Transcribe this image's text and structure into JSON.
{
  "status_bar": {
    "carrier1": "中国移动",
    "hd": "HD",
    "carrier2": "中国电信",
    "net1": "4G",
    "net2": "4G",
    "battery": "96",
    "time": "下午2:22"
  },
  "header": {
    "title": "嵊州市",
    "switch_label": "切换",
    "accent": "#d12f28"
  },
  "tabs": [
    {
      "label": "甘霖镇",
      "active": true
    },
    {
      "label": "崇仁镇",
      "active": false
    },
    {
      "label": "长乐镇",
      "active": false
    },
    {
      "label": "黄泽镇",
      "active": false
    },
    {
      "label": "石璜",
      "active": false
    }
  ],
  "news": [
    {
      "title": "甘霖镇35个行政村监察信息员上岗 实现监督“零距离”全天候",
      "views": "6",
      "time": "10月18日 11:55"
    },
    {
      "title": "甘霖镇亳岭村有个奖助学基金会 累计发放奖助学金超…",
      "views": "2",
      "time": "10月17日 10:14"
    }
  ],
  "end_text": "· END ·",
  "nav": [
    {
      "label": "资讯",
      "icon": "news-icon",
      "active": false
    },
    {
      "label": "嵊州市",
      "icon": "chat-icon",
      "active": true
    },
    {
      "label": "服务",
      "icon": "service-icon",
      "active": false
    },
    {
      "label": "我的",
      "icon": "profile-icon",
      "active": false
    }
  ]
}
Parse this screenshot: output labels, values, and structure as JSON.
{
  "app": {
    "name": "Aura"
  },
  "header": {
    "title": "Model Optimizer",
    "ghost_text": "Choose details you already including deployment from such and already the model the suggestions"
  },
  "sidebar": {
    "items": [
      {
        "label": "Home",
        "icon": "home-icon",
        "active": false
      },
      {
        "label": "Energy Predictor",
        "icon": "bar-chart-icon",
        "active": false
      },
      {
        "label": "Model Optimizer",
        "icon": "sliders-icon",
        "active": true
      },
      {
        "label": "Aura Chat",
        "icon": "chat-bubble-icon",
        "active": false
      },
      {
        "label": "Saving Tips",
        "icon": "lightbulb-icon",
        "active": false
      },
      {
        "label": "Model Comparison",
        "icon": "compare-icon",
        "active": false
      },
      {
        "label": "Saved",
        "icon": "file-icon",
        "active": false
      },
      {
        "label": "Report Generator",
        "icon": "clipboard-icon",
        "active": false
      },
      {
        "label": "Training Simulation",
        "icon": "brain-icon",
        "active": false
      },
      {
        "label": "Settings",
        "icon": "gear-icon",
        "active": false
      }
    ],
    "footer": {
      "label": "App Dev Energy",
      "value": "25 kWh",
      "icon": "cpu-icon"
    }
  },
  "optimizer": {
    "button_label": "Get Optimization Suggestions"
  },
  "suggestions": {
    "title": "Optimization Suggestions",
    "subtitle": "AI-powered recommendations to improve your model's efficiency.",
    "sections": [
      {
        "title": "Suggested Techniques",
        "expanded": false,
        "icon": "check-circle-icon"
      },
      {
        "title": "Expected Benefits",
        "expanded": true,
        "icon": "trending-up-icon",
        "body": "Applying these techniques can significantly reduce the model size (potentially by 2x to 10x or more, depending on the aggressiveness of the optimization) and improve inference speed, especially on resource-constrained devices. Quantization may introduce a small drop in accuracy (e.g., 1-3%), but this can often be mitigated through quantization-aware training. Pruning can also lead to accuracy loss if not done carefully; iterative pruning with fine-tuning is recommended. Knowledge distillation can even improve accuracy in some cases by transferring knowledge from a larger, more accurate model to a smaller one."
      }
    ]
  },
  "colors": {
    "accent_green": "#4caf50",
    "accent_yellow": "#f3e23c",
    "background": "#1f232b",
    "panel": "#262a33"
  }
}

● ● ● ● ●

### Problem details
Extract every record. Keep wording exact.

### Reply to the exercise
Transcribe this image's text and structure into JSON.
{
  "status_bar": {
    "carrier1": "中国移动",
    "hd": "HD",
    "carrier2": "中国电信",
    "net1": "4G",
    "net2": "4G",
    "battery": "96",
    "time": "下午2:22"
  },
  "header": {
    "title": "嵊州市",
    "switch_label": "切换",
    "accent": "#d12f28"
  },
  "tabs": [
    {
      "label": "甘霖镇",
      "active": true
    },
    {
      "label": "崇仁镇",
      "active": false
    },
    {
      "label": "长乐镇",
      "active": false
    },
    {
      "label": "黄泽镇",
      "active": false
    },
    {
      "label": "石璜",
      "active": false
    }
  ],
  "news": [
    {
      "title": "甘霖镇35个行政村监察信息员上岗 实现监督“零距离”全天候",
      "views": "6",
      "time": "10月18日 11:55"
    },
    {
      "title": "甘霖镇亳岭村有个奖助学基金会 累计发放奖助学金超…",
      "views": "2",
      "time": "10月17日 10:14"
    }
  ],
  "end_text": "· END ·",
  "nav": [
    {
      "label": "资讯",
      "icon": "news-icon",
      "active": false
    },
    {
      "label": "嵊州市",
      "icon": "chat-icon",
      "active": true
    },
    {
      "label": "服务",
      "icon": "service-icon",
      "active": false
    },
    {
      "label": "我的",
      "icon": "profile-icon",
      "active": false
    }
  ]
}
Parse this screenshot: output labels, values, and structure as JSON.
{
  "app": {
    "name": "Aura"
  },
  "header": {
    "title": "Model Optimizer",
    "ghost_text": "Choose details you already including deployment from such and already the model the suggestions"
  },
  "sidebar": {
    "items": [
      {
        "label": "Home",
        "icon": "home-icon",
        "active": false
      },
      {
        "label": "Energy Predictor",
        "icon": "bar-chart-icon",
        "active": false
      },
      {
        "label": "Model Optimizer",
        "icon": "sliders-icon",
        "active": true
      },
      {
        "label": "Aura Chat",
        "icon": "chat-bubble-icon",
        "active": false
      },
      {
        "label": "Saving Tips",
        "icon": "lightbulb-icon",
        "active": false
      },
      {
        "label": "Model Comparison",
        "icon": "compare-icon",
        "active": false
      },
      {
        "label": "Saved",
        "icon": "file-icon",
        "active": false
      },
      {
        "label": "Report Generator",
        "icon": "clipboard-icon",
        "active": false
      },
      {
        "label": "Training Simulation",
        "icon": "brain-icon",
        "active": false
      },
      {
        "label": "Settings",
        "icon": "gear-icon",
        "active": false
      }
    ],
    "footer": {
      "label": "App Dev Energy",
      "value": "25 kWh",
      "icon": "cpu-icon"
    }
  },
  "optimizer": {
    "button_label": "Get Optimization Suggestions"
  },
  "suggestions": {
    "title": "Optimization Suggestions",
    "subtitle": "AI-powered recommendations to improve your model's efficiency.",
    "sections": [
      {
        "title": "Suggested Techniques",
        "expanded": false,
        "icon": "check-circle-icon"
      },
      {
        "title": "Expected Benefits",
        "expanded": true,
        "icon": "trending-up-icon",
        "body": "Applying these techniques can significantly reduce the model size (potentially by 2x to 10x or more, depending on the aggressiveness of the optimization) and improve inference speed, especially on resource-constrained devices. Quantization may introduce a small drop in accuracy (e.g., 1-3%), but this can often be mitigated through quantization-aware training. Pruning can also lead to accuracy loss if not done carefully; iterative pruning with fine-tuning is recommended. Knowledge distillation can even improve accuracy in some cases by transferring knowledge from a larger, more accurate model to a smaller one."
      }
    ]
  },
  "colors": {
    "accent_green": "#4caf50",
    "accent_yellow": "#f3e23c",
    "background": "#1f232b",
    "panel": "#262a33"
  }
}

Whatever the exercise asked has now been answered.